TASK BRIEF:
Transcribe the material in full, exactly as written.

***** STORED RECORDS

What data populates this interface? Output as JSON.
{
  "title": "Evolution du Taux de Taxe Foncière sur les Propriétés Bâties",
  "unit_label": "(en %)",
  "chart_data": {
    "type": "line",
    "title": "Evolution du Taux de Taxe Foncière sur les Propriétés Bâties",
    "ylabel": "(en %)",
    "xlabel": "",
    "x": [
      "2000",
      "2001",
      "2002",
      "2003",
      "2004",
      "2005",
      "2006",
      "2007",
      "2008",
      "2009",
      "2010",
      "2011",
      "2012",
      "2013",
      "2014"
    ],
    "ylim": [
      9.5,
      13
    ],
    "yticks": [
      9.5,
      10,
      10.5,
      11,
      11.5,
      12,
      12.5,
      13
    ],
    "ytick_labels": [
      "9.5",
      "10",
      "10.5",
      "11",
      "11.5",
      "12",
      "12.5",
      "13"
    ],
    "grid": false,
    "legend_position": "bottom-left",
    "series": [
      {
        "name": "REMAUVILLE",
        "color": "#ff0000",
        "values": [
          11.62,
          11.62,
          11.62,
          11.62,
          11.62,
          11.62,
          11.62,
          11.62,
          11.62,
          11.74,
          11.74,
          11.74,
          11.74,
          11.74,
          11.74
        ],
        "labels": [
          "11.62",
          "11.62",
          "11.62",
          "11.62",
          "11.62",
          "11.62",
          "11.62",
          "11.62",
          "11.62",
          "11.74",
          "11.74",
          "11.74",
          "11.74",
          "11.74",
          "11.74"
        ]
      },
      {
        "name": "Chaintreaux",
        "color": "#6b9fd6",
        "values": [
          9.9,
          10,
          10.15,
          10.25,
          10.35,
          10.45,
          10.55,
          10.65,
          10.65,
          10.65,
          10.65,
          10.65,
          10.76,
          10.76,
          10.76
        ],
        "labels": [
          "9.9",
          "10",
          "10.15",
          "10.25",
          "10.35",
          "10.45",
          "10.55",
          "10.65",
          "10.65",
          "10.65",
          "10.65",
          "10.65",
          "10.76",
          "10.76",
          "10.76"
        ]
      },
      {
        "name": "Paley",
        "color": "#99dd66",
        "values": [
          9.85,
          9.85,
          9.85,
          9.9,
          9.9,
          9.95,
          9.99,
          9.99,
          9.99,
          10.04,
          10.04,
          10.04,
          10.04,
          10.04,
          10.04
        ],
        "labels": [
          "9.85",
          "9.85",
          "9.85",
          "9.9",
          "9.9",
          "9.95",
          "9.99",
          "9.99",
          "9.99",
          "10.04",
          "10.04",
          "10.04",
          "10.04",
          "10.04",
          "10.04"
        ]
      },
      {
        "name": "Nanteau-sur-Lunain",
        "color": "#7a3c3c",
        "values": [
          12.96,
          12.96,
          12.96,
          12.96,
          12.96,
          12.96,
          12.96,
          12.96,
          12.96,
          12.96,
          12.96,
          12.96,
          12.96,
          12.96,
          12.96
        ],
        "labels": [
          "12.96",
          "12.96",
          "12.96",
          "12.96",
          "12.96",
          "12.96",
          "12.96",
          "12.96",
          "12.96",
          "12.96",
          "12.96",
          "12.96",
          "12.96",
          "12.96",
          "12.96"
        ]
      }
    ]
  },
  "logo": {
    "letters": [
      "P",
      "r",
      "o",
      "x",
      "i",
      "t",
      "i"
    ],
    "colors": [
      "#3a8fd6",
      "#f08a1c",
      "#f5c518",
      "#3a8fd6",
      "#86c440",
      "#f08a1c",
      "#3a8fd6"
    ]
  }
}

**********

TASK OUTPUT:
What data populates this interface? Output as JSON.
{
  "title": "Evolution du Taux de Taxe Foncière sur les Propriétés Bâties",
  "unit_label": "(en %)",
  "chart_data": {
    "type": "line",
    "title": "Evolution du Taux de Taxe Foncière sur les Propriétés Bâties",
    "ylabel": "(en %)",
    "xlabel": "",
    "x": [
      "2000",
      "2001",
      "2002",
      "2003",
      "2004",
      "2005",
      "2006",
      "2007",
      "2008",
      "2009",
      "2010",
      "2011",
      "2012",
      "2013",
      "2014"
    ],
    "ylim": [
      9.5,
      13
    ],
    "yticks": [
      9.5,
      10,
      10.5,
      11,
      11.5,
      12,
      12.5,
      13
    ],
    "ytick_labels": [
      "9.5",
      "10",
      "10.5",
      "11",
      "11.5",
      "12",
      "12.5",
      "13"
    ],
    "grid": false,
    "legend_position": "bottom-left",
    "series": [
      {
        "name": "REMAUVILLE",
        "color": "#ff0000",
        "values": [
          11.62,
          11.62,
          11.62,
          11.62,
          11.62,
          11.62,
          11.62,
          11.62,
          11.62,
          11.74,
          11.74,
          11.74,
          11.74,
          11.74,
          11.74
        ],
        "labels": [
          "11.62",
          "11.62",
          "11.62",
          "11.62",
          "11.62",
          "11.62",
          "11.62",
          "11.62",
          "11.62",
          "11.74",
          "11.74",
          "11.74",
          "11.74",
          "11.74",
          "11.74"
        ]
      },
      {
        "name": "Chaintreaux",
        "color": "#6b9fd6",
        "values": [
          9.9,
          10,
          10.15,
          10.25,
          10.35,
          10.45,
          10.55,
          10.65,
          10.65,
          10.65,
          10.65,
          10.65,
          10.76,
          10.76,
          10.76
        ],
        "labels": [
          "9.9",
          "10",
          "10.15",
          "10.25",
          "10.35",
          "10.45",
          "10.55",
          "10.65",
          "10.65",
          "10.65",
          "10.65",
          "10.65",
          "10.76",
          "10.76",
          "10.76"
        ]
      },
      {
        "name": "Paley",
        "color": "#99dd66",
        "values": [
          9.85,
          9.85,
          9.85,
          9.9,
          9.9,
          9.95,
          9.99,
          9.99,
          9.99,
          10.04,
          10.04,
          10.04,
          10.04,
          10.04,
          10.04
        ],
        "labels": [
          "9.85",
          "9.85",
          "9.85",
          "9.9",
          "9.9",
          "9.95",
          "9.99",
          "9.99",
          "9.99",
          "10.04",
          "10.04",
          "10.04",
          "10.04",
          "10.04",
          "10.04"
        ]
      },
      {
        "name": "Nanteau-sur-Lunain",
        "color": "#7a3c3c",
        "values": [
          12.96,
          12.96,
          12.96,
          12.96,
          12.96,
          12.96,
          12.96,
          12.96,
          12.96,
          12.96,
          12.96,
          12.96,
          12.96,
          12.96,
          12.96
        ],
        "labels": [
          "12.96",
          "12.96",
          "12.96",
          "12.96",
          "12.96",
          "12.96",
          "12.96",
          "12.96",
          "12.96",
          "12.96",
          "12.96",
          "12.96",
          "12.96",
          "12.96",
          "12.96"
        ]
      }
    ]
  },
  "logo": {
    "letters": [
      "P",
      "r",
      "o",
      "x",
      "i",
      "t",
      "i"
    ],
    "colors": [
      "#3a8fd6",
      "#f08a1c",
      "#f5c518",
      "#3a8fd6",
      "#86c440",
      "#f08a1c",
      "#3a8fd6"
    ]
  }
}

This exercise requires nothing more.